課題内容:
油症の診断基準についての文章を読み、次の問いに答えてください。
1. 掲載誌の巻号と発行日は何か。
2. これまでに油症患者と認定された人数は何人以上か。
3. 近年開発された測定方法で必要な血液サンプルの量はどれだけか。

··· 提示文

著者
徳永 章二 飯田 隆雄 古江 増隆
出版者
福岡医学会
雑誌
福岡医学雑誌 (ISSN:0016254X)
巻号頁・発行日
vol.96, no.5, pp.135-145, 2005-05-25

油症患者は「油症診断基準」により診断・認定されてきた.これまでに1800人以上が油症患者と認定された.1968年刊行の最初の基準は油症の症状・徴候に基づいていたが,1973,1976,1981年の改訂により,血液中のポリ塩化ビフェニール(PCB)とポリ塩化クアターフェニール(PCQ)の性状及び濃度が基準に加わった.しかし,ダイオキシン類の1群であるポリ塩化ジベンゾフラン(PCDFs)は油症患者の血液中の総毒性等量(TEQ)のうち最も大きな割合を占める事が示されているにもかかわらず,血液中ダイオキシン類濃度の測定が困難なため,これまで診断基準に入れられていなかった.近年,5gという少量の血液サンプルから高い妥当性と再現性でもってダイオキシン類濃度を測定できる方法が開発された.この改良された方法により,全国油症患者追跡検診受診者から得られた多数の血液サンプルでダイオキシン濃度を定型作業として測定する事ができるようになった.この論文では,全国油症患者追跡検診受診者と一般人口の血液中ダイオキシン濃度を統計学的に解析することで考案された,血液中ダイオキシン濃度を用いた油症の新しい診断基準を提案する.これは血液中ダイオキシン濃度をもとに油症患者を識別しようとする最初の試みである.

······
··· 表示された行

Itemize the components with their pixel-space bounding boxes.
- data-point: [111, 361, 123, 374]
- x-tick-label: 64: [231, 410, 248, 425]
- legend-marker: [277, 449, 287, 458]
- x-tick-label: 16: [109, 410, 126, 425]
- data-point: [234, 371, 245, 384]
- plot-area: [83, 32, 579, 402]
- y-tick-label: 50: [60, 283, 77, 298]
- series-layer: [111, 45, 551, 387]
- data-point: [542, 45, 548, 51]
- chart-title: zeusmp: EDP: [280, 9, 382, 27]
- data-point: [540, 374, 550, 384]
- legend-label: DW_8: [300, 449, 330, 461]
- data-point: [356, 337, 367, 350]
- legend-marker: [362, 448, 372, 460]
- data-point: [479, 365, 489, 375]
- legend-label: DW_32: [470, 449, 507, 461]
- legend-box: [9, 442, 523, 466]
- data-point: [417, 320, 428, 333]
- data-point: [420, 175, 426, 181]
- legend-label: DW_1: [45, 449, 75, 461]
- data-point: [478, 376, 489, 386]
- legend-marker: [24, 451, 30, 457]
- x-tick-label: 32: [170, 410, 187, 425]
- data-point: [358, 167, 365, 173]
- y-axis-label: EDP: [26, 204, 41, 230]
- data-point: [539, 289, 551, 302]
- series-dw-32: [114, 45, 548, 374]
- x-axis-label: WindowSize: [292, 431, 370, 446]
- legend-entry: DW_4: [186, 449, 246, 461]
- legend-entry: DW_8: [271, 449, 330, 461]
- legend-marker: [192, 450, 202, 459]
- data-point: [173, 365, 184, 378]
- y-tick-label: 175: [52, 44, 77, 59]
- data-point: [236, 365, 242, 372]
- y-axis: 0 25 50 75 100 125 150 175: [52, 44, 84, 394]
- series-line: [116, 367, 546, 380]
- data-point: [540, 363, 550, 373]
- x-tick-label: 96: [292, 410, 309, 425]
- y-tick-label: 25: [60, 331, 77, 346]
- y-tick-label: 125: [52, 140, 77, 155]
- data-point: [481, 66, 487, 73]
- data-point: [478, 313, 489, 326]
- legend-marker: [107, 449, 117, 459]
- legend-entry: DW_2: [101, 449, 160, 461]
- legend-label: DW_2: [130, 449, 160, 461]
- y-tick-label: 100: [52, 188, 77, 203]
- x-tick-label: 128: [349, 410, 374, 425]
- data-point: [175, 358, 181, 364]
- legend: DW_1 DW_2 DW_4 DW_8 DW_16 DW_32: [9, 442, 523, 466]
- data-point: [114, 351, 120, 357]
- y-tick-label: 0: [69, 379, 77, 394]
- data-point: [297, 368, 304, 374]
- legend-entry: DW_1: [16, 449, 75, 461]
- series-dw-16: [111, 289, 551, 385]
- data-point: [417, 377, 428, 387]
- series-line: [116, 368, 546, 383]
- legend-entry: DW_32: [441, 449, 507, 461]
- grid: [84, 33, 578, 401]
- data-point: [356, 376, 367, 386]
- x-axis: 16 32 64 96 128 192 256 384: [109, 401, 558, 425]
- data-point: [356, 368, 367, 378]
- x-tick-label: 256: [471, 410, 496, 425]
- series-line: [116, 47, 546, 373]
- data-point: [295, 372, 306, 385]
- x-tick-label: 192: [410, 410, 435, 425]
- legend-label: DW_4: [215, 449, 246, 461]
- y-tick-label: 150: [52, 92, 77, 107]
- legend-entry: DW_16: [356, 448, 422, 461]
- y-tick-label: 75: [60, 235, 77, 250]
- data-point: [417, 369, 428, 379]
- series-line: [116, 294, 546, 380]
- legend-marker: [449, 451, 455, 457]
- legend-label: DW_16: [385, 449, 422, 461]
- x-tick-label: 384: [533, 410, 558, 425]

······

回答:
1. vol.96, no.5、2005-05-25
2. 1800人以上
3. 5g